AIM →
Search the listing below for the string "subtitle" and copy every line where it occurs.

Items from a data source →
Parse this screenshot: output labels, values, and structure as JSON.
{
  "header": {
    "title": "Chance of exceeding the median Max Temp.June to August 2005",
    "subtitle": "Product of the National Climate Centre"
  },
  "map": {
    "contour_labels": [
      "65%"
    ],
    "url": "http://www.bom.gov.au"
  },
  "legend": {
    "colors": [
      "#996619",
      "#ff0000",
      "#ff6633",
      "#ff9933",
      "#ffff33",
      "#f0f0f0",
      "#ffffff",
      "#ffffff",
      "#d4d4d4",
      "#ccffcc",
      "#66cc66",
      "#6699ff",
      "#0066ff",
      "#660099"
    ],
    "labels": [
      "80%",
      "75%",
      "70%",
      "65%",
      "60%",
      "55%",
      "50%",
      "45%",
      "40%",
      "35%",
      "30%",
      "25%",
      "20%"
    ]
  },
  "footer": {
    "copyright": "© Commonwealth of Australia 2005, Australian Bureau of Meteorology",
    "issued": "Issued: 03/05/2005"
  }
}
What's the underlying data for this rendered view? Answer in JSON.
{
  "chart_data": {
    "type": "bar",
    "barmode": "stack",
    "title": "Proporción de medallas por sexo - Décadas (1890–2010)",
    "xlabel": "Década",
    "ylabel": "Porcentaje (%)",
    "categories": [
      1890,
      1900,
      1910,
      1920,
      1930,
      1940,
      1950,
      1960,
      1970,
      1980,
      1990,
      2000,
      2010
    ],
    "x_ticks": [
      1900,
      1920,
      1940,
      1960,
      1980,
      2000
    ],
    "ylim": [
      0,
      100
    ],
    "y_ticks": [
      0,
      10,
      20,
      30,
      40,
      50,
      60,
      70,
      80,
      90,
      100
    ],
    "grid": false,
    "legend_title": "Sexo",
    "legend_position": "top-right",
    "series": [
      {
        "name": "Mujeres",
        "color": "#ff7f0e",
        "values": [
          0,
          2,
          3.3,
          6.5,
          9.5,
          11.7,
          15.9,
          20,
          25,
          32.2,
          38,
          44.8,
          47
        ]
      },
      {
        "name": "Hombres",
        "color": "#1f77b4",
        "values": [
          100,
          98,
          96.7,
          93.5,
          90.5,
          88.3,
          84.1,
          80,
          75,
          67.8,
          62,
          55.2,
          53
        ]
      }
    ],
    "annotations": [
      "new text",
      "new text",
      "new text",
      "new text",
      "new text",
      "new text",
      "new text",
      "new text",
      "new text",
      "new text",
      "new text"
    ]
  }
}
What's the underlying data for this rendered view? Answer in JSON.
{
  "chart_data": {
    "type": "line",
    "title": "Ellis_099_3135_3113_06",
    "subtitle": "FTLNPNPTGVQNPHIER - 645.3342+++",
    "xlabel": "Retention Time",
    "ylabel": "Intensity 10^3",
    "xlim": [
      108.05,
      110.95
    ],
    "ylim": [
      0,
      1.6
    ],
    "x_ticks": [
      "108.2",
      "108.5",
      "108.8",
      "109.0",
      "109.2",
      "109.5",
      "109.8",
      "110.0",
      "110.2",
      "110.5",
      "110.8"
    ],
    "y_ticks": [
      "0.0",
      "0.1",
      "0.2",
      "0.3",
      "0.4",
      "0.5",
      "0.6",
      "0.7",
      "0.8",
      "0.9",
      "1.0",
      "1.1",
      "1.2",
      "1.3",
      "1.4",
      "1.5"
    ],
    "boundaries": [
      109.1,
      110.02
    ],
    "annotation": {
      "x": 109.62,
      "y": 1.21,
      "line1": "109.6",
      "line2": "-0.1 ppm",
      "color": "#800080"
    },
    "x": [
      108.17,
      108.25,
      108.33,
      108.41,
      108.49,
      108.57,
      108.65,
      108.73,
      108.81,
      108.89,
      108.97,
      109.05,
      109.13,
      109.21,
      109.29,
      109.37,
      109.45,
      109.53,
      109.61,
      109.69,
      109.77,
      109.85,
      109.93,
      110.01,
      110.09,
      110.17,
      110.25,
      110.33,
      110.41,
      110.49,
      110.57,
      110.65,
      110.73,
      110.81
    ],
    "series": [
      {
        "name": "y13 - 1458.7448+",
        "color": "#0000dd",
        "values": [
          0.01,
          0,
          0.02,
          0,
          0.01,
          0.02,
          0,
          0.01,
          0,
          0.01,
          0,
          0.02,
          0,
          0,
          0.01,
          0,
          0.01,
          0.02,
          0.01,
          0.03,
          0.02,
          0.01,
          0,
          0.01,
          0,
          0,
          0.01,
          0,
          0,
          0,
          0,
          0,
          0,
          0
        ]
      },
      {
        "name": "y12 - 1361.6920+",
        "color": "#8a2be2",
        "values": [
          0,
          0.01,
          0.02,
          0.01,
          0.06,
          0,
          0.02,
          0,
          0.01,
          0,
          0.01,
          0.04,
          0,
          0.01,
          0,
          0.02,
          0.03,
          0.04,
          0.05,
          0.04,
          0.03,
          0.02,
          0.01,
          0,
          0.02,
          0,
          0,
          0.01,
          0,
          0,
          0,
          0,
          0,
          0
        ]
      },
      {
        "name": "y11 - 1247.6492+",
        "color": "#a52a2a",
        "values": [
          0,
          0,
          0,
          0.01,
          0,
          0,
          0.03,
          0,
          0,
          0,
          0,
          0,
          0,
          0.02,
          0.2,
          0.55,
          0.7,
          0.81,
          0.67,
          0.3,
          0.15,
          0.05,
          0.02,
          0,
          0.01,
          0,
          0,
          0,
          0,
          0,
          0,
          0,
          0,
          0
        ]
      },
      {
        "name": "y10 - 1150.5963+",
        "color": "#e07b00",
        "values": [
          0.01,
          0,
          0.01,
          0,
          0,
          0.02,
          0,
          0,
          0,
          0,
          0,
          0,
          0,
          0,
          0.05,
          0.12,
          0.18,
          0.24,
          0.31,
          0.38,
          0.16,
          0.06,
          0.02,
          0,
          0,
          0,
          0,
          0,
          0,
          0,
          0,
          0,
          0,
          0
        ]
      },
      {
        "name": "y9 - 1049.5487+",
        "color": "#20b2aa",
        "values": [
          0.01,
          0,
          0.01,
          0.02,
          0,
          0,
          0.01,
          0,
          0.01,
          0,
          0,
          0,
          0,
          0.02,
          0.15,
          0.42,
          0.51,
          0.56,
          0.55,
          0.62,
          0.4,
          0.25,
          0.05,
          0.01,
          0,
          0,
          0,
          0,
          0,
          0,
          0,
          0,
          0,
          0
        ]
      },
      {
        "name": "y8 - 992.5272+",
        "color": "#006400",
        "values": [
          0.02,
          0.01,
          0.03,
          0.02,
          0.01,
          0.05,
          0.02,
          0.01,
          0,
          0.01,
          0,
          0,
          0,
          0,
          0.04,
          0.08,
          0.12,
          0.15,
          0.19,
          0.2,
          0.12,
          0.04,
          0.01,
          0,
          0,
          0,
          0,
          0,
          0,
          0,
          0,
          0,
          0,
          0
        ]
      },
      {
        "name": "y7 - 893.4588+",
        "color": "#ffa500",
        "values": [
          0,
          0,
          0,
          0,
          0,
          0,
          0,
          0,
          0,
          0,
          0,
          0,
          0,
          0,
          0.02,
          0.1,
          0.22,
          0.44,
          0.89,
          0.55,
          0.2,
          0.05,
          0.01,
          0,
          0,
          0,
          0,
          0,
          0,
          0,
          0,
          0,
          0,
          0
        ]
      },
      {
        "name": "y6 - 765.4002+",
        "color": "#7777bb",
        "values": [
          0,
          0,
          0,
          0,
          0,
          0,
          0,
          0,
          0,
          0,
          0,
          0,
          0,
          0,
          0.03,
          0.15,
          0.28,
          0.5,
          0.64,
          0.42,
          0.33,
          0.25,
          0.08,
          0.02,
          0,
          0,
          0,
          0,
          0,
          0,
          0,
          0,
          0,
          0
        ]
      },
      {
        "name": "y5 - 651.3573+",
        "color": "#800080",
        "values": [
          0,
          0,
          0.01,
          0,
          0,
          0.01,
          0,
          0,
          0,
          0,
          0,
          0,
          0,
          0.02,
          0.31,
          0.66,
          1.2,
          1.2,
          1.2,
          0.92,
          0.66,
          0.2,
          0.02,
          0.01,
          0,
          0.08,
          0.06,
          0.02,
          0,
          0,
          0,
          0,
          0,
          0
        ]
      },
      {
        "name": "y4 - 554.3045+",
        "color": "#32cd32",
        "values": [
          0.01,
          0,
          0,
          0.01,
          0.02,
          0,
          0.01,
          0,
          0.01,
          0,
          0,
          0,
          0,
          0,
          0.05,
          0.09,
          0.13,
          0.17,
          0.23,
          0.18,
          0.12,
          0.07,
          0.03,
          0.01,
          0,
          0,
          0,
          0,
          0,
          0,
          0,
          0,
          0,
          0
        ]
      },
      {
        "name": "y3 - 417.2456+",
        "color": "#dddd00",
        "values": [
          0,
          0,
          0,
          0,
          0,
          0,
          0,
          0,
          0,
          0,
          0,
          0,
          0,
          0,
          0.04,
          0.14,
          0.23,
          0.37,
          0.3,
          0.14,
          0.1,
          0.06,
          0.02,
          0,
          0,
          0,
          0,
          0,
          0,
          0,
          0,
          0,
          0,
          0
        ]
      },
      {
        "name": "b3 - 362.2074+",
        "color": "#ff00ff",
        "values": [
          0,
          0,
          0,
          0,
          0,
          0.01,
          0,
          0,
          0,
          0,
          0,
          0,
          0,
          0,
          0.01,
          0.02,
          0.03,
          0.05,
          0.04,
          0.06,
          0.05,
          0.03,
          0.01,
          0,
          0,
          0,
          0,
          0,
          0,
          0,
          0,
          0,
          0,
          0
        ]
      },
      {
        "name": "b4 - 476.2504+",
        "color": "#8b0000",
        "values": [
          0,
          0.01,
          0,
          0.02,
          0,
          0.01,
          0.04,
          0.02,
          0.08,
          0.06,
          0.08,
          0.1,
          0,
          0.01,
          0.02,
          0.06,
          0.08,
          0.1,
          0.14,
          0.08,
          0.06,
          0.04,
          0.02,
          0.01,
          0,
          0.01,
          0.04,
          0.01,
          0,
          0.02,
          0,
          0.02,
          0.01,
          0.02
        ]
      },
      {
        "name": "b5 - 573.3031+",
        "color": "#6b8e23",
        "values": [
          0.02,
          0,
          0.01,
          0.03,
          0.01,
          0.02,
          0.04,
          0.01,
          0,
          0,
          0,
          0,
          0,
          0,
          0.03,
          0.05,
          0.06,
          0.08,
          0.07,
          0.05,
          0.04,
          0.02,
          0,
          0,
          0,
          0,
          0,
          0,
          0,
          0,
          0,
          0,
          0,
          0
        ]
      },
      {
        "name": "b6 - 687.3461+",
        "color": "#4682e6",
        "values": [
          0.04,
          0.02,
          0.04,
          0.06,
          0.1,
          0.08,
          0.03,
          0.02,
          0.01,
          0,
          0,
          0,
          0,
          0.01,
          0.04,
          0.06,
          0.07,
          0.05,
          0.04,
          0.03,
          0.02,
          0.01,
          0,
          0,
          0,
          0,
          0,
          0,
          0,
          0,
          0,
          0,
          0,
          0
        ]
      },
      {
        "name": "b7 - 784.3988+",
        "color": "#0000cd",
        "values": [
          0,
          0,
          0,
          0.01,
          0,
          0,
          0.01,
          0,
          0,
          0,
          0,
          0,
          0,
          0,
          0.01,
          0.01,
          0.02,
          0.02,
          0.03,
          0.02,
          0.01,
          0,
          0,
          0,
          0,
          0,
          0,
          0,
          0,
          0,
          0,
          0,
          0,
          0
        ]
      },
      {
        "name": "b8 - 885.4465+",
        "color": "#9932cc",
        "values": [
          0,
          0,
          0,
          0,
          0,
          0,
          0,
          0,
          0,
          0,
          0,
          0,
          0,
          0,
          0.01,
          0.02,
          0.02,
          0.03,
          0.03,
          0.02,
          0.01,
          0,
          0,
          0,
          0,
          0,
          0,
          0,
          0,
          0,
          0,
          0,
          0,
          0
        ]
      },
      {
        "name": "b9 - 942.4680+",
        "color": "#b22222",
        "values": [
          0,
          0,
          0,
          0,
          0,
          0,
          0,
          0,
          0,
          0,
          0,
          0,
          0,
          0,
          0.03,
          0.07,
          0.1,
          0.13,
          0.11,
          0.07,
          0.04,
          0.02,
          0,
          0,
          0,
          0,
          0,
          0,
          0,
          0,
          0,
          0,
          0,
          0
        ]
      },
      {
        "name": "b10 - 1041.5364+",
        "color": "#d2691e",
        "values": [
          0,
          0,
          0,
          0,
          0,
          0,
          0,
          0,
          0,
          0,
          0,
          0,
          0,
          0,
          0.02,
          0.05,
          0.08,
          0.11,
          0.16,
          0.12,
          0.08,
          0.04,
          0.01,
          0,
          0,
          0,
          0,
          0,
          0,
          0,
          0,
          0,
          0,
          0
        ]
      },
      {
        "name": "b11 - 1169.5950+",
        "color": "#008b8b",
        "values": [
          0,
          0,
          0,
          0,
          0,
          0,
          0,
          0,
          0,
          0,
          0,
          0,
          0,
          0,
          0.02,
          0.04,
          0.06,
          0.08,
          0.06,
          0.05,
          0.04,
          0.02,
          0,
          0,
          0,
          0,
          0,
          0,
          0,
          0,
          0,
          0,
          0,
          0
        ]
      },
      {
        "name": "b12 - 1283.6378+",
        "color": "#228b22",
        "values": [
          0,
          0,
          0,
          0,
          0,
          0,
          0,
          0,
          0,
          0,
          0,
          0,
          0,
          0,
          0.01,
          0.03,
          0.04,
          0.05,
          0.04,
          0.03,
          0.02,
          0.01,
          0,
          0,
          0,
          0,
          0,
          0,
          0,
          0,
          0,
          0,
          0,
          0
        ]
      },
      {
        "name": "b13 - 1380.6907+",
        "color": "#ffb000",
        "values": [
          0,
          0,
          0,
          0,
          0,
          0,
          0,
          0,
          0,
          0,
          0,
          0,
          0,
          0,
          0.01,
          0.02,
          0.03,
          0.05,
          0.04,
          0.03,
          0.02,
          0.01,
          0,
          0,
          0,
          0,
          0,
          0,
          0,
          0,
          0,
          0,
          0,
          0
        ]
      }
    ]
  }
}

TASK SOLUTION →
    "subtitle": "Product of the National Climate Centre"
    "subtitle": "FTLNPNPTGVQNPHIER - 645.3342+++",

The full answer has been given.